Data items

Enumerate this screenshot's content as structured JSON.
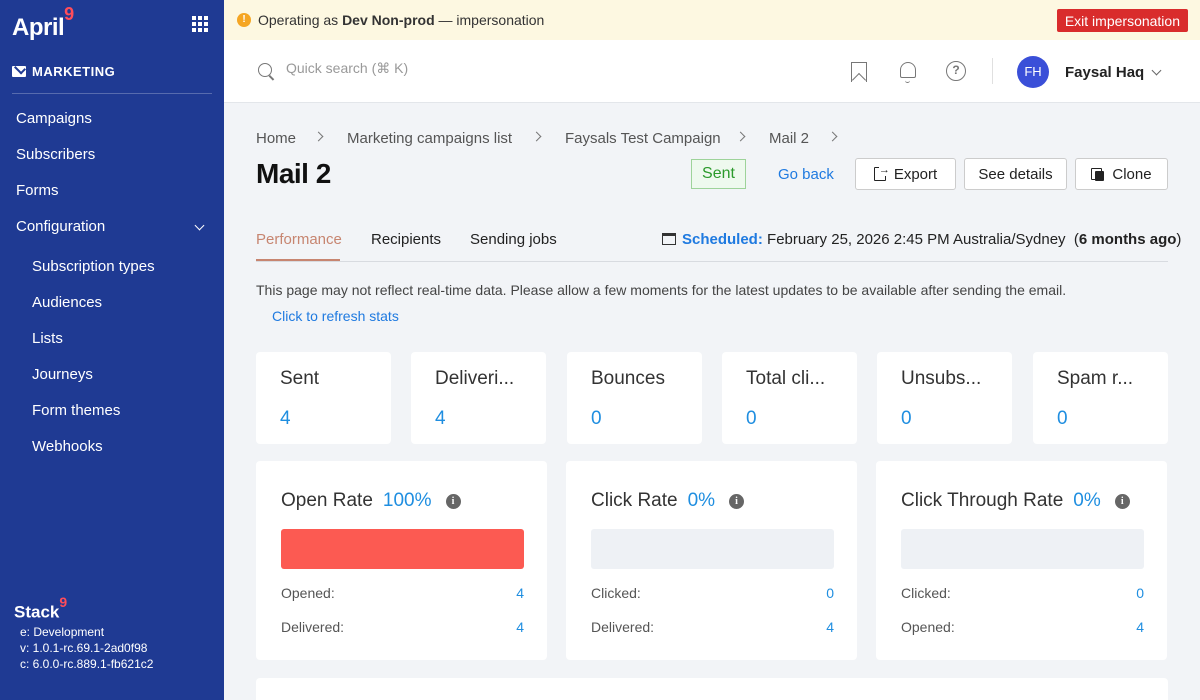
{
  "sidebar": {
    "logo": "April",
    "logo_sup": "9",
    "section": "MARKETING",
    "items": [
      {
        "label": "Campaigns"
      },
      {
        "label": "Subscribers"
      },
      {
        "label": "Forms"
      },
      {
        "label": "Configuration"
      }
    ],
    "sub_items": [
      {
        "label": "Subscription types"
      },
      {
        "label": "Audiences"
      },
      {
        "label": "Lists"
      },
      {
        "label": "Journeys"
      },
      {
        "label": "Form themes"
      },
      {
        "label": "Webhooks"
      }
    ],
    "stack_logo": "Stack",
    "stack_sup": "9",
    "build": {
      "env": "e: Development",
      "version": "v: 1.0.1-rc.69.1-2ad0f98",
      "core": "c: 6.0.0-rc.889.1-fb621c2"
    }
  },
  "banner": {
    "prefix": "Operating as",
    "org": "Dev Non-prod",
    "suffix": "— impersonation",
    "exit_label": "Exit impersonation",
    "warn_glyph": "!"
  },
  "header": {
    "search_placeholder": "Quick search (⌘ K)",
    "help_glyph": "?",
    "user": {
      "initials": "FH",
      "name": "Faysal Haq"
    }
  },
  "breadcrumb": [
    "Home",
    "Marketing campaigns list",
    "Faysals Test Campaign",
    "Mail 2"
  ],
  "page": {
    "title": "Mail 2",
    "status": "Sent",
    "go_back": "Go back",
    "actions": {
      "export": "Export",
      "details": "See details",
      "clone": "Clone"
    }
  },
  "tabs": [
    "Performance",
    "Recipients",
    "Sending jobs"
  ],
  "scheduled": {
    "label": "Scheduled:",
    "value": "February 25, 2026 2:45 PM Australia/Sydney",
    "relative": "6 months ago"
  },
  "notice": "This page may not reflect real-time data. Please allow a few moments for the latest updates to be available after sending the email.",
  "refresh_label": "Click to refresh stats",
  "stats": [
    {
      "title": "Sent",
      "value": "4"
    },
    {
      "title": "Deliveri...",
      "value": "4"
    },
    {
      "title": "Bounces",
      "value": "0"
    },
    {
      "title": "Total cli...",
      "value": "0"
    },
    {
      "title": "Unsubs...",
      "value": "0"
    },
    {
      "title": "Spam r...",
      "value": "0"
    }
  ],
  "rates": [
    {
      "title": "Open Rate",
      "pct": "100%",
      "fill": 100,
      "color": "#fc5a52",
      "rows": [
        {
          "label": "Opened:",
          "value": "4"
        },
        {
          "label": "Delivered:",
          "value": "4"
        }
      ]
    },
    {
      "title": "Click Rate",
      "pct": "0%",
      "fill": 0,
      "color": "#fc5a52",
      "rows": [
        {
          "label": "Clicked:",
          "value": "0"
        },
        {
          "label": "Delivered:",
          "value": "4"
        }
      ]
    },
    {
      "title": "Click Through Rate",
      "pct": "0%",
      "fill": 0,
      "color": "#fc5a52",
      "rows": [
        {
          "label": "Clicked:",
          "value": "0"
        },
        {
          "label": "Opened:",
          "value": "4"
        }
      ]
    }
  ],
  "info_glyph": "i"
}
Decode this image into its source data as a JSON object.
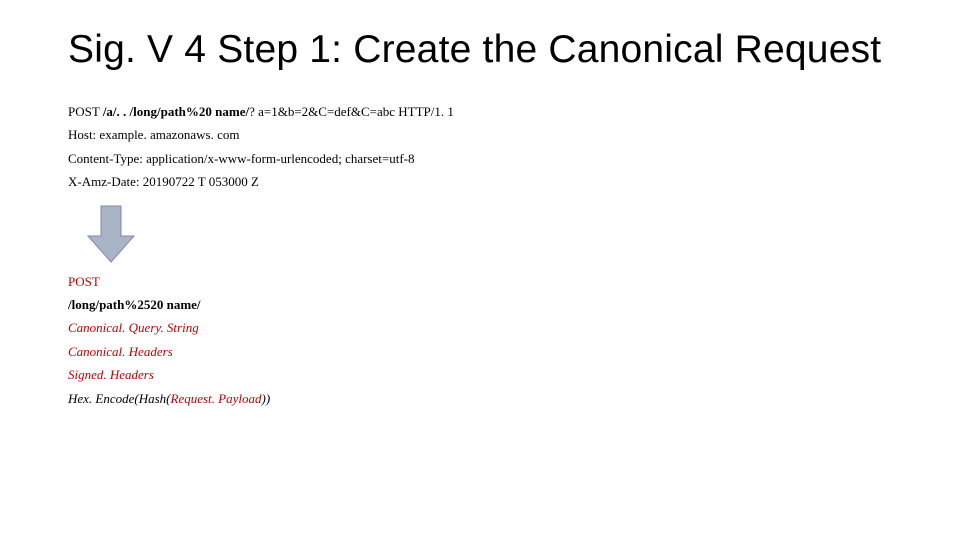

Goal of the exercise:
Return each line where "impersonation" shows up.

Right answer:
    "suffix": "— impersonation",
    "exit_label": "Exit impersonation",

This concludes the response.